WHAT YOU WILL DO: Output the listing below verbatim.

════════

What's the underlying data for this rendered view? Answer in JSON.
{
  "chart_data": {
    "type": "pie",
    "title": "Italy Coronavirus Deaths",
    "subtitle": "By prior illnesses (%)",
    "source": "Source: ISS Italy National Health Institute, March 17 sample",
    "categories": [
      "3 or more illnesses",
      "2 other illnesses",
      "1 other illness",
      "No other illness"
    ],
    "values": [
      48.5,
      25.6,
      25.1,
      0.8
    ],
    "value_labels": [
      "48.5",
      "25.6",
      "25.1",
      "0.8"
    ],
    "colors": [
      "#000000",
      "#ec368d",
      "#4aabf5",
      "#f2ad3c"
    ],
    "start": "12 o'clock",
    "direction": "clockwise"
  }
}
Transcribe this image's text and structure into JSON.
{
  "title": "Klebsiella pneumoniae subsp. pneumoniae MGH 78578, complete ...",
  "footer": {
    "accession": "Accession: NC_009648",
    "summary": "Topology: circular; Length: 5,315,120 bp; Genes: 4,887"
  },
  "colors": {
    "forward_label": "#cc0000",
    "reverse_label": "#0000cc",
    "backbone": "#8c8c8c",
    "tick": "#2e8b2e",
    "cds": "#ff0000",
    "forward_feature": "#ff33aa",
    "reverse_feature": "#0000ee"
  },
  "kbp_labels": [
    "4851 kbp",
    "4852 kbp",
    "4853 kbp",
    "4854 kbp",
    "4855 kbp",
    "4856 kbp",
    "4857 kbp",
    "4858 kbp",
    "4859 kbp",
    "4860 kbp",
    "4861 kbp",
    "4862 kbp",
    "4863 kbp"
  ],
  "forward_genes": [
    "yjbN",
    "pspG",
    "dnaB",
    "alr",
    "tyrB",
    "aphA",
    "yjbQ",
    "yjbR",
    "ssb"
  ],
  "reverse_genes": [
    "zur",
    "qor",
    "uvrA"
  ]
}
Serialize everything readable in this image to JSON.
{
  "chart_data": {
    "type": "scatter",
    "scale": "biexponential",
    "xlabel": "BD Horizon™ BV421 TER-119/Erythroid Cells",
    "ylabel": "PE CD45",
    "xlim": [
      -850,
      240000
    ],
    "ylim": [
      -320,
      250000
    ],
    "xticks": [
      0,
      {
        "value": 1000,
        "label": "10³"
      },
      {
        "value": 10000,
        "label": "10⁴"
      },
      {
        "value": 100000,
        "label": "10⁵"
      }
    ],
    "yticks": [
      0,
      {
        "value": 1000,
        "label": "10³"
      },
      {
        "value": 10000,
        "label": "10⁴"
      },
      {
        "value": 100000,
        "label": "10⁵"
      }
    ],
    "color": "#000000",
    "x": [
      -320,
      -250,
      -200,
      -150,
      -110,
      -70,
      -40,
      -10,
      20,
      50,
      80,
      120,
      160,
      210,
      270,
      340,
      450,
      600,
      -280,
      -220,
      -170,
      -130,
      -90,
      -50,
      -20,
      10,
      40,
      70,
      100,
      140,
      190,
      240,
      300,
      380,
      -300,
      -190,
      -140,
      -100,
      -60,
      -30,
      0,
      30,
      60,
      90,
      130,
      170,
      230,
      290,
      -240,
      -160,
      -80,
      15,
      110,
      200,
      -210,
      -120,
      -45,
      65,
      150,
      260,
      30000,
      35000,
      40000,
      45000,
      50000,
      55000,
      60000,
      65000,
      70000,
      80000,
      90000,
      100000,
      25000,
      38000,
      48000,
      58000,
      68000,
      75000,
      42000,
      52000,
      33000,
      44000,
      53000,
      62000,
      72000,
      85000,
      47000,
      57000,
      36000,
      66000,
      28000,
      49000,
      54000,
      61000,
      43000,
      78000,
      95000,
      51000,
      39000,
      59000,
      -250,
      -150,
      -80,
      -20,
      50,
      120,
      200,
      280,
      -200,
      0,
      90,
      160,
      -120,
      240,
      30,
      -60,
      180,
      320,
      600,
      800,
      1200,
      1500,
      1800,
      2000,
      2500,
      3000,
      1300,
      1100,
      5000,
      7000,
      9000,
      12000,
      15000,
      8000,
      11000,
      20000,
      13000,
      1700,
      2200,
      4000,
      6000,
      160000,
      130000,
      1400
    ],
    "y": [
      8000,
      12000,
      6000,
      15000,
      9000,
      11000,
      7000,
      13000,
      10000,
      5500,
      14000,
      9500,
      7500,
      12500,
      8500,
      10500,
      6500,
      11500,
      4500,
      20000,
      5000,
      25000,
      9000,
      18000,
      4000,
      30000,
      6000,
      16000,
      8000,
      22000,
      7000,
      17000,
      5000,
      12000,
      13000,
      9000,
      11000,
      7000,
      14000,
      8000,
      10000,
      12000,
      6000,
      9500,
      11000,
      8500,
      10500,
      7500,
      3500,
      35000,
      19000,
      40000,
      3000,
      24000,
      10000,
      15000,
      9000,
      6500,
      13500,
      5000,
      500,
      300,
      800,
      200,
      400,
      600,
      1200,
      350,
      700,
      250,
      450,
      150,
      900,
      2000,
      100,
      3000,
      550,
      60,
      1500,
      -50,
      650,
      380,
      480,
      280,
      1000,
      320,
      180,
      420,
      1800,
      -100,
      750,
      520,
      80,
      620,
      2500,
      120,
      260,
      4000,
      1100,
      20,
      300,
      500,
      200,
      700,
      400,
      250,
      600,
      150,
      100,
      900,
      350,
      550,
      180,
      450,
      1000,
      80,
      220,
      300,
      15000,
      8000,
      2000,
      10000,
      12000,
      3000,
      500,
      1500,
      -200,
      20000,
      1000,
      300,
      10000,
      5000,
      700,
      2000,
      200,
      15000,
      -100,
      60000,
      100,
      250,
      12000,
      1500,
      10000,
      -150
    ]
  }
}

════════

ANSWER BOX:
What's the underlying data for this rendered view? Answer in JSON.
{
  "chart_data": {
    "type": "pie",
    "title": "Italy Coronavirus Deaths",
    "subtitle": "By prior illnesses (%)",
    "source": "Source: ISS Italy National Health Institute, March 17 sample",
    "categories": [
      "3 or more illnesses",
      "2 other illnesses",
      "1 other illness",
      "No other illness"
    ],
    "values": [
      48.5,
      25.6,
      25.1,
      0.8
    ],
    "value_labels": [
      "48.5",
      "25.6",
      "25.1",
      "0.8"
    ],
    "colors": [
      "#000000",
      "#ec368d",
      "#4aabf5",
      "#f2ad3c"
    ],
    "start": "12 o'clock",
    "direction": "clockwise"
  }
}
Transcribe this image's text and structure into JSON.
{
  "title": "Klebsiella pneumoniae subsp. pneumoniae MGH 78578, complete ...",
  "footer": {
    "accession": "Accession: NC_009648",
    "summary": "Topology: circular; Length: 5,315,120 bp; Genes: 4,887"
  },
  "colors": {
    "forward_label": "#cc0000",
    "reverse_label": "#0000cc",
    "backbone": "#8c8c8c",
    "tick": "#2e8b2e",
    "cds": "#ff0000",
    "forward_feature": "#ff33aa",
    "reverse_feature": "#0000ee"
  },
  "kbp_labels": [
    "4851 kbp",
    "4852 kbp",
    "4853 kbp",
    "4854 kbp",
    "4855 kbp",
    "4856 kbp",
    "4857 kbp",
    "4858 kbp",
    "4859 kbp",
    "4860 kbp",
    "4861 kbp",
    "4862 kbp",
    "4863 kbp"
  ],
  "forward_genes": [
    "yjbN",
    "pspG",
    "dnaB",
    "alr",
    "tyrB",
    "aphA",
    "yjbQ",
    "yjbR",
    "ssb"
  ],
  "reverse_genes": [
    "zur",
    "qor",
    "uvrA"
  ]
}
Serialize everything readable in this image to JSON.
{
  "chart_data": {
    "type": "scatter",
    "scale": "biexponential",
    "xlabel": "BD Horizon™ BV421 TER-119/Erythroid Cells",
    "ylabel": "PE CD45",
    "xlim": [
      -850,
      240000
    ],
    "ylim": [
      -320,
      250000
    ],
    "xticks": [
      0,
      {
        "value": 1000,
        "label": "10³"
      },
      {
        "value": 10000,
        "label": "10⁴"
      },
      {
        "value": 100000,
        "label": "10⁵"
      }
    ],
    "yticks": [
      0,
      {
        "value": 1000,
        "label": "10³"
      },
      {
        "value": 10000,
        "label": "10⁴"
      },
      {
        "value": 100000,
        "label": "10⁵"
      }
    ],
    "color": "#000000",
    "x": [
      -320,
      -250,
      -200,
      -150,
      -110,
      -70,
      -40,
      -10,
      20,
      50,
      80,
      120,
      160,
      210,
      270,
      340,
      450,
      600,
      -280,
      -220,
      -170,
      -130,
      -90,
      -50,
      -20,
      10,
      40,
      70,
      100,
      140,
      190,
      240,
      300,
      380,
      -300,
      -190,
      -140,
      -100,
      -60,
      -30,
      0,
      30,
      60,
      90,
      130,
      170,
      230,
      290,
      -240,
      -160,
      -80,
      15,
      110,
      200,
      -210,
      -120,
      -45,
      65,
      150,
      260,
      30000,
      35000,
      40000,
      45000,
      50000,
      55000,
      60000,
      65000,
      70000,
      80000,
      90000,
      100000,
      25000,
      38000,
      48000,
      58000,
      68000,
      75000,
      42000,
      52000,
      33000,
      44000,
      53000,
      62000,
      72000,
      85000,
      47000,
      57000,
      36000,
      66000,
      28000,
      49000,
      54000,
      61000,
      43000,
      78000,
      95000,
      51000,
      39000,
      59000,
      -250,
      -150,
      -80,
      -20,
      50,
      120,
      200,
      280,
      -200,
      0,
      90,
      160,
      -120,
      240,
      30,
      -60,
      180,
      320,
      600,
      800,
      1200,
      1500,
      1800,
      2000,
      2500,
      3000,
      1300,
      1100,
      5000,
      7000,
      9000,
      12000,
      15000,
      8000,
      11000,
      20000,
      13000,
      1700,
      2200,
      4000,
      6000,
      160000,
      130000,
      1400
    ],
    "y": [
      8000,
      12000,
      6000,
      15000,
      9000,
      11000,
      7000,
      13000,
      10000,
      5500,
      14000,
      9500,
      7500,
      12500,
      8500,
      10500,
      6500,
      11500,
      4500,
      20000,
      5000,
      25000,
      9000,
      18000,
      4000,
      30000,
      6000,
      16000,
      8000,
      22000,
      7000,
      17000,
      5000,
      12000,
      13000,
      9000,
      11000,
      7000,
      14000,
      8000,
      10000,
      12000,
      6000,
      9500,
      11000,
      8500,
      10500,
      7500,
      3500,
      35000,
      19000,
      40000,
      3000,
      24000,
      10000,
      15000,
      9000,
      6500,
      13500,
      5000,
      500,
      300,
      800,
      200,
      400,
      600,
      1200,
      350,
      700,
      250,
      450,
      150,
      900,
      2000,
      100,
      3000,
      550,
      60,
      1500,
      -50,
      650,
      380,
      480,
      280,
      1000,
      320,
      180,
      420,
      1800,
      -100,
      750,
      520,
      80,
      620,
      2500,
      120,
      260,
      4000,
      1100,
      20,
      300,
      500,
      200,
      700,
      400,
      250,
      600,
      150,
      100,
      900,
      350,
      550,
      180,
      450,
      1000,
      80,
      220,
      300,
      15000,
      8000,
      2000,
      10000,
      12000,
      3000,
      500,
      1500,
      -200,
      20000,
      1000,
      300,
      10000,
      5000,
      700,
      2000,
      200,
      15000,
      -100,
      60000,
      100,
      250,
      12000,
      1500,
      10000,
      -150
    ]
  }
}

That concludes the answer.